• **任务要求**:
a – 请根据下面的半精度浮点数词条回答：半精度浮点数的 16 位由哪几部分组成，各占几位？
b – 请从下面半精度浮点数词条的最后一句之后接着往下写。

• **给定文本**:
半精度浮点数

半精度浮点数
术语名称	半精度浮点数
英语名称	half-precision floating-point type
别名	half-precision floating-point format, 半精度浮点型, 半精浮点, half-precision float, float16, FP16, binary16, 16位浮点数, 16-bit floating-point format

半精度浮点数/半精度浮点型(half-precision floating-point number)是浮点型中长 16 二进制位的数据类型，一般符合 IEEE 754 中 binary16 类型的格式。根据长度，称为 float16 或 binary16 ，有时也称 half 。

半精度浮点数由于尾数精度过短，在正常计算中使用并不广泛，主要用于计算机图形学领域的像素颜色，在机器学习（深度模型训练）、传感器数据存储和嵌入式系统中也有使用。这些场景中精度需求较低且变化范围大，或者对存储空间要求较高，因此较为适用。

定义

半精度浮点数(half-precision floating-point type)或 float16 、 FP16 、 binary16 ，指长度为 16 位、符合 IEEE 754 中 binary16 类型浮点格式的浮点类型。

其中浮点数的 16 位包括符号位 1 位、阶码 5 位、尾数 10 位。

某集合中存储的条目
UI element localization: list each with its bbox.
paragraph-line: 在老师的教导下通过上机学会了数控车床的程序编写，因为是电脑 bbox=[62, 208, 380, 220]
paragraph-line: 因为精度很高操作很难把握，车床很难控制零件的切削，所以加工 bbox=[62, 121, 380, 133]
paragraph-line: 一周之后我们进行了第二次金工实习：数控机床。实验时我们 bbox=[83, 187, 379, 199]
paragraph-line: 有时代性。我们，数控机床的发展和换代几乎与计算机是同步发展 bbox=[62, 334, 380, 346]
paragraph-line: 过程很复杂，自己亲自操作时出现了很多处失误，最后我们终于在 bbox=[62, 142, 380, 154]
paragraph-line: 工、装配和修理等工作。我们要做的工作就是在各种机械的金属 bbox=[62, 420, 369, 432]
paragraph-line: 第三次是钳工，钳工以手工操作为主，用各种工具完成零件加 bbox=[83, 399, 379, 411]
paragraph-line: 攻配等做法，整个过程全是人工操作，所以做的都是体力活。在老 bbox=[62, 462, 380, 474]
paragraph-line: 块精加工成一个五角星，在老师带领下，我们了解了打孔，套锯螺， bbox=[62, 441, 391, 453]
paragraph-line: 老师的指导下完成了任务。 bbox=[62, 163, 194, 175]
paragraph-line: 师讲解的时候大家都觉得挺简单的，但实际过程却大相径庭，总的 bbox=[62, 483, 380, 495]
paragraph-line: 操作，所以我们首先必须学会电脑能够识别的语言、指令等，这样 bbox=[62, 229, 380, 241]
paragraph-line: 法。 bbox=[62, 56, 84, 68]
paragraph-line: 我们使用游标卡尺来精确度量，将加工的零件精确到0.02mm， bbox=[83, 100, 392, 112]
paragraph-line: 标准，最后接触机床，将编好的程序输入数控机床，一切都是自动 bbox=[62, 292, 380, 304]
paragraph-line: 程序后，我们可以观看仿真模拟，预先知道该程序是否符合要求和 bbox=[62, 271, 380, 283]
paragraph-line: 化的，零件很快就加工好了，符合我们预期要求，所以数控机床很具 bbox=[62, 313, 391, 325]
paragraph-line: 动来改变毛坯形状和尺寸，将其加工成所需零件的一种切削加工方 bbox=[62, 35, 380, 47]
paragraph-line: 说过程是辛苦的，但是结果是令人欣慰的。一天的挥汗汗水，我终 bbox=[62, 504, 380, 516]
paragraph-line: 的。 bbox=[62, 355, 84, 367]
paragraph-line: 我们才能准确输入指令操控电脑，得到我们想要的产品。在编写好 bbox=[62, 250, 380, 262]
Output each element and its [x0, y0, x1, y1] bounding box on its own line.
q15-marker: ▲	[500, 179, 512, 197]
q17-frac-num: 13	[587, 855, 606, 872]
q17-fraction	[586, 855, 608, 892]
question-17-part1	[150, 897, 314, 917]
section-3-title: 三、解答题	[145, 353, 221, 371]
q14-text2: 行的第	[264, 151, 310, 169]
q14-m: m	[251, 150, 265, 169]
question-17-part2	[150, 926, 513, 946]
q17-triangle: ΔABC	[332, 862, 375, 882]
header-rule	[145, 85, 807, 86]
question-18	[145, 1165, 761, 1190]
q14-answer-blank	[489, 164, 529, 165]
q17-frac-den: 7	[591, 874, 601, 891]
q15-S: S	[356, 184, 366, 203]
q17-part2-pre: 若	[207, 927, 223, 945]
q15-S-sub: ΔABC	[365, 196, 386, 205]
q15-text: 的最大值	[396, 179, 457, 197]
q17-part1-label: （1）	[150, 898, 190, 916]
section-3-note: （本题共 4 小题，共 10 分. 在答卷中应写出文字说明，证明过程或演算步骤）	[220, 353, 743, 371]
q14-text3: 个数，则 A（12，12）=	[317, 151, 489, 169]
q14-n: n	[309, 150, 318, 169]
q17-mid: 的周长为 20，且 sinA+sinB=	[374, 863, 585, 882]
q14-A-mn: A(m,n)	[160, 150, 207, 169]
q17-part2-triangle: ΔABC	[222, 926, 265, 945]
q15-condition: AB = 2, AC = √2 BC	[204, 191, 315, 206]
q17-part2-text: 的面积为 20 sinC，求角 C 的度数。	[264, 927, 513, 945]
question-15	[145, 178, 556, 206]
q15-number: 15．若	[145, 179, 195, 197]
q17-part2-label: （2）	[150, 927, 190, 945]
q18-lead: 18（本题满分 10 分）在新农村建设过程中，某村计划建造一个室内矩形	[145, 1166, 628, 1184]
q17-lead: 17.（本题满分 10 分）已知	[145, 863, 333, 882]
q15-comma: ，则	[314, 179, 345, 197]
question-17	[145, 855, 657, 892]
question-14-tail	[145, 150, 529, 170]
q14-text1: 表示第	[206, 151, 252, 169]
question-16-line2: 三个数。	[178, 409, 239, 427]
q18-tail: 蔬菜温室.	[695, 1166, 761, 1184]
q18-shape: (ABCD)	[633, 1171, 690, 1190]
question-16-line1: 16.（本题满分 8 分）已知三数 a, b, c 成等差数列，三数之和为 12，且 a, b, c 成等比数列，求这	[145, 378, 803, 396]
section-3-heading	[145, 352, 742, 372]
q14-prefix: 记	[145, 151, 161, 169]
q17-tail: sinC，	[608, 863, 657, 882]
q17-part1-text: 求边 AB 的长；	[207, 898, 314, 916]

• **任务解答**:
a – 符号位 1 位、阶码 5 位、尾数 10 位。

b –
范围

阶码 5 位，因此阶码偏移量为 [math]\displaystyle{ b=2^{5-1}-1=15 }[/math] 。指数范围 [math]\displaystyle{ e_\min = 1-b=-14, e_\max=b=15 }[/math] 。尾数 10 位，精度 [math]\displaystyle{ p=11 }[/math] ，因此尾数精度为 [math]\displaystyle{ 2^{-10} }[/math] ，尾数取值在 0 ～ [math]\displaystyle{ 1-2^{-10} }[/math] 之间。

其有效数精度为 11 位二进制数（含隐藏位），相当于只有 3～4 位十进制数的有效数字（[math]\displaystyle{ \lg 2^{11} \approx 3.3 }[/math]）。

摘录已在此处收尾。